→ Given problem
Present each line of the entries below that holds the word "JSON".

→ Excerpts from a figure dataset
** begin **

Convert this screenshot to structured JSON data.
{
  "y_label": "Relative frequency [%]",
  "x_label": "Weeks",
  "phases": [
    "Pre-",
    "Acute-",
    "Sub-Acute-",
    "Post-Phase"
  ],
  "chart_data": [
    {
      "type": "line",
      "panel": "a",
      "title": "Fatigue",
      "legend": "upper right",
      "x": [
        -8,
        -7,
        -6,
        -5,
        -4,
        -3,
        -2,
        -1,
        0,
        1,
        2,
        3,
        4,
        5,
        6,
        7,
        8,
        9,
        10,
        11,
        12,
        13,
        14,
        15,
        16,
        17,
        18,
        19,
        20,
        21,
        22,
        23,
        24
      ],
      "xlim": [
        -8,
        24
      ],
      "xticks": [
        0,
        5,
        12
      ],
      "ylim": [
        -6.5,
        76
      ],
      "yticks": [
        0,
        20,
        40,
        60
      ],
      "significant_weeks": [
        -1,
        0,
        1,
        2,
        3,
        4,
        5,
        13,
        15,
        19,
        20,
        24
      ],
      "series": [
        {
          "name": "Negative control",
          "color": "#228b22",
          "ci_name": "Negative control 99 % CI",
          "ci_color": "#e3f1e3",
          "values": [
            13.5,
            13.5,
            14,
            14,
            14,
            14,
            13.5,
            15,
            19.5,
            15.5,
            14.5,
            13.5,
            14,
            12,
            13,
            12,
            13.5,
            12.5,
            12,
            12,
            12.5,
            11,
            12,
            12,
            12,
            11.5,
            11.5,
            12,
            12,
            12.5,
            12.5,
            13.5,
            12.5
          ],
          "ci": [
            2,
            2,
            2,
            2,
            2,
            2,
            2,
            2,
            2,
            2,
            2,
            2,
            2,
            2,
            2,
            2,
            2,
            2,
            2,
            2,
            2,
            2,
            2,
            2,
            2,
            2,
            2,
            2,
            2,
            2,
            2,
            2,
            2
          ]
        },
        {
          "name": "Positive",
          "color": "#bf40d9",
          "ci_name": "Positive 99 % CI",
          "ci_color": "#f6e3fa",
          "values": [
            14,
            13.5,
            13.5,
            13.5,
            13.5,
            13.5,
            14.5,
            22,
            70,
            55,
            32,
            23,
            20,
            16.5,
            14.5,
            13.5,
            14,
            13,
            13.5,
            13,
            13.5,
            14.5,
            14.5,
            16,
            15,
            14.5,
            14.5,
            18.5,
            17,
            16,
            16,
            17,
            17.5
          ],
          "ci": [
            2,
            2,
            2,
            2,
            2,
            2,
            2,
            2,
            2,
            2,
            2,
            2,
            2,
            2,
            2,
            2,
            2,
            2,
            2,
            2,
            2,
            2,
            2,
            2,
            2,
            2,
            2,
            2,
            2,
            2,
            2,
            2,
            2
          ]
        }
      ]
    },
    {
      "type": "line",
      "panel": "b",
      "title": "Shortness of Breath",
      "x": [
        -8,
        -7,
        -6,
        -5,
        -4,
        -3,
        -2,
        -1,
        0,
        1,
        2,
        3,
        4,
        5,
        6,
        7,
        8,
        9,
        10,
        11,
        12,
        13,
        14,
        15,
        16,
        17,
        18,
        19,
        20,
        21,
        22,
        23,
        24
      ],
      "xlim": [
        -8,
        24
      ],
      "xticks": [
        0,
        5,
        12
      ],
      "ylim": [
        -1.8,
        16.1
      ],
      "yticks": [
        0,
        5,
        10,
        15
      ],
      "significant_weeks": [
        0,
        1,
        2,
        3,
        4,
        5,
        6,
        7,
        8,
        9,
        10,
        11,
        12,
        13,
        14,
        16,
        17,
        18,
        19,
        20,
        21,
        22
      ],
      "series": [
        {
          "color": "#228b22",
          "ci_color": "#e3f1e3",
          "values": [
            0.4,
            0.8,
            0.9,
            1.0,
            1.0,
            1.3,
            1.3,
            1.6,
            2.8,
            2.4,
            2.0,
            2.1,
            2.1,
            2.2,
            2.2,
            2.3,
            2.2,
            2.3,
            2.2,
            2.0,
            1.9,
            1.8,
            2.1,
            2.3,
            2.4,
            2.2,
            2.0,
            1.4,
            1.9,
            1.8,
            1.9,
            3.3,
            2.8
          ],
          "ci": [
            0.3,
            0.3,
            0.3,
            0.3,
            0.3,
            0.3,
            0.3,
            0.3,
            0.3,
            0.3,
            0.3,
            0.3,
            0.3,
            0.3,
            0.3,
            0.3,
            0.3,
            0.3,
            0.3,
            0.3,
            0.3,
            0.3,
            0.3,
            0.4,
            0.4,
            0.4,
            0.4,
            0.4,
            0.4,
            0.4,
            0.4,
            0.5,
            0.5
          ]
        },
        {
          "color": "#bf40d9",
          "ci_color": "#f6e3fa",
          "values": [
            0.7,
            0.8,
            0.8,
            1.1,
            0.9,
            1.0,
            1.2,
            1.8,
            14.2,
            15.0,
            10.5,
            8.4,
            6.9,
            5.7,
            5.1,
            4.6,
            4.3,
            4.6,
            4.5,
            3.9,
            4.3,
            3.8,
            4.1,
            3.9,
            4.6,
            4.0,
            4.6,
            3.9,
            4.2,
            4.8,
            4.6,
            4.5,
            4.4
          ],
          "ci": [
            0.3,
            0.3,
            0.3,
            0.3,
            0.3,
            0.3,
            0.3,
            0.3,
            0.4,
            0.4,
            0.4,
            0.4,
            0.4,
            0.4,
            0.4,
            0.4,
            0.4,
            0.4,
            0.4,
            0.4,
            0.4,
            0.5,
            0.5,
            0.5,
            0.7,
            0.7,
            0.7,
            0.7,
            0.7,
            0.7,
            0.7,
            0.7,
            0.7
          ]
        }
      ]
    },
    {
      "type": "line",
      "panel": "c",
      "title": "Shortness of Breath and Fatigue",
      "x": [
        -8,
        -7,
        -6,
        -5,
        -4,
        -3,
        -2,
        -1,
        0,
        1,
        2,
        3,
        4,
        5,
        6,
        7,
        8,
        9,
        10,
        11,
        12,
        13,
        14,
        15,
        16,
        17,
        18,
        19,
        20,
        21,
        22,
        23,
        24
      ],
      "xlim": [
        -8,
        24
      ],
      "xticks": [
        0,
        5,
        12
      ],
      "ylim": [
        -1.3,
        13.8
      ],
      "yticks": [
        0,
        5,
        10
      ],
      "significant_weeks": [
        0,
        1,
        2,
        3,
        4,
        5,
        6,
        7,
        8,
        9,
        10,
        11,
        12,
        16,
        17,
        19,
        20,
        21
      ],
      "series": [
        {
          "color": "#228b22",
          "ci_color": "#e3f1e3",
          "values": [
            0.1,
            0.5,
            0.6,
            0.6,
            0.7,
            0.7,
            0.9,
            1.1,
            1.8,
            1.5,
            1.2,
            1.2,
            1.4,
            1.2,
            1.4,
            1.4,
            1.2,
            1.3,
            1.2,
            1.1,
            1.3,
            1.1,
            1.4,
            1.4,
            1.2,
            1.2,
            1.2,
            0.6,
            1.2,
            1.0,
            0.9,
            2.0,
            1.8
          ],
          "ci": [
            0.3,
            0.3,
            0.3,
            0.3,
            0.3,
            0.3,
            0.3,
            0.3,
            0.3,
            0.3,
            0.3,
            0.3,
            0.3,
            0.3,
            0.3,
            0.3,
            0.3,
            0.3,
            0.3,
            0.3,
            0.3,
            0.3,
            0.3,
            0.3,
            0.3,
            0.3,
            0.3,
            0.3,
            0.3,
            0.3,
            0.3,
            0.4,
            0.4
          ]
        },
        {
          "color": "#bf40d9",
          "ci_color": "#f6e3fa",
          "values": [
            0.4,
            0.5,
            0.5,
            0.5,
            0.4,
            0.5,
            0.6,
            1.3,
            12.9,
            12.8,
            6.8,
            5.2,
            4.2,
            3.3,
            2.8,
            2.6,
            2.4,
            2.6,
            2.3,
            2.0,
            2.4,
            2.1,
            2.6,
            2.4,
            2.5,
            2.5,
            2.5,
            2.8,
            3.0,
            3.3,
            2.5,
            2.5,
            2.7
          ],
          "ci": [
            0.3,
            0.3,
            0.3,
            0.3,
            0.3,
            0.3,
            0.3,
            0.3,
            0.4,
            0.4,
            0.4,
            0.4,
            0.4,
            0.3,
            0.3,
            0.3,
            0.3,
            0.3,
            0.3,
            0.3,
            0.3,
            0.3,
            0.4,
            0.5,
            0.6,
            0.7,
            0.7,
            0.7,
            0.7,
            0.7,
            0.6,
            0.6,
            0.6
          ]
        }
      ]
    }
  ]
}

** end **
** begin **

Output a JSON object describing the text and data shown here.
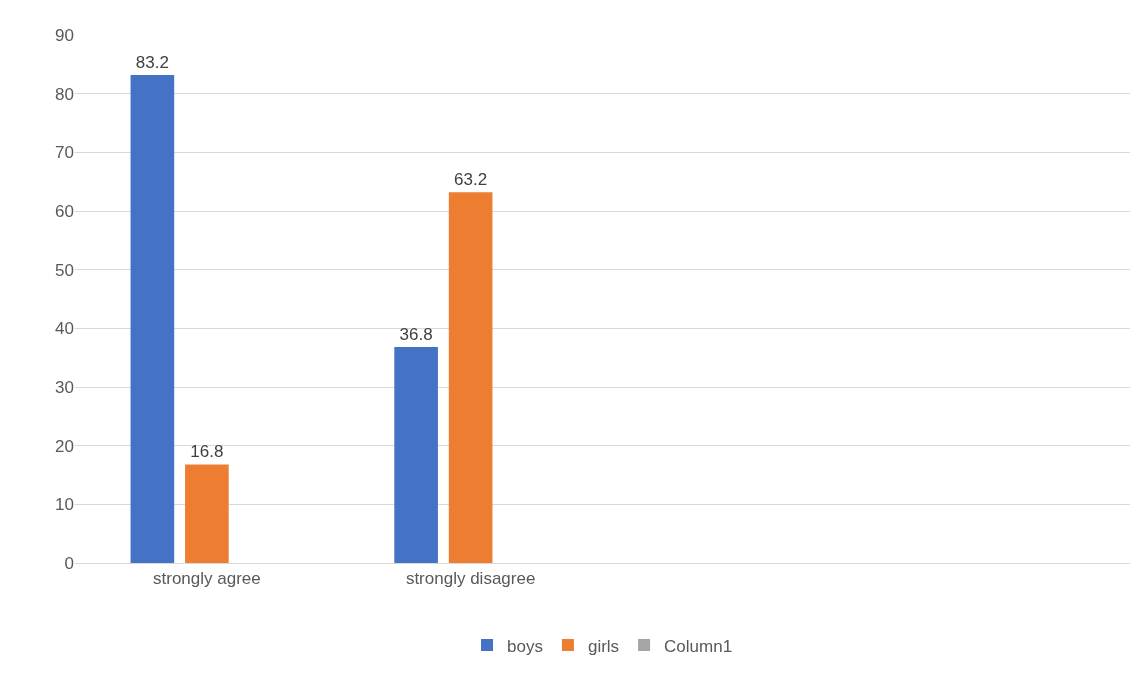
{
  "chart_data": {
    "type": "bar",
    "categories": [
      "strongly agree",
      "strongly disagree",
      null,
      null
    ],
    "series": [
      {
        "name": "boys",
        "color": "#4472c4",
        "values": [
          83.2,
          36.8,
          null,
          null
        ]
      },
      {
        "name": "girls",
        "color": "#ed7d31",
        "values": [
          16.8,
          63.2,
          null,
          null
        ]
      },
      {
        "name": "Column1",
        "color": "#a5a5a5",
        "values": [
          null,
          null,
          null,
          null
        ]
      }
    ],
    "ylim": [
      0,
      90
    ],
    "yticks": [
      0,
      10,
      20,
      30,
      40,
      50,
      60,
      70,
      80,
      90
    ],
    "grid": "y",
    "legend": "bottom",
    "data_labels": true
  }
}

** end **

→ Response below
Convert this screenshot to structured JSON data.
Output a JSON object describing the text and data shown here.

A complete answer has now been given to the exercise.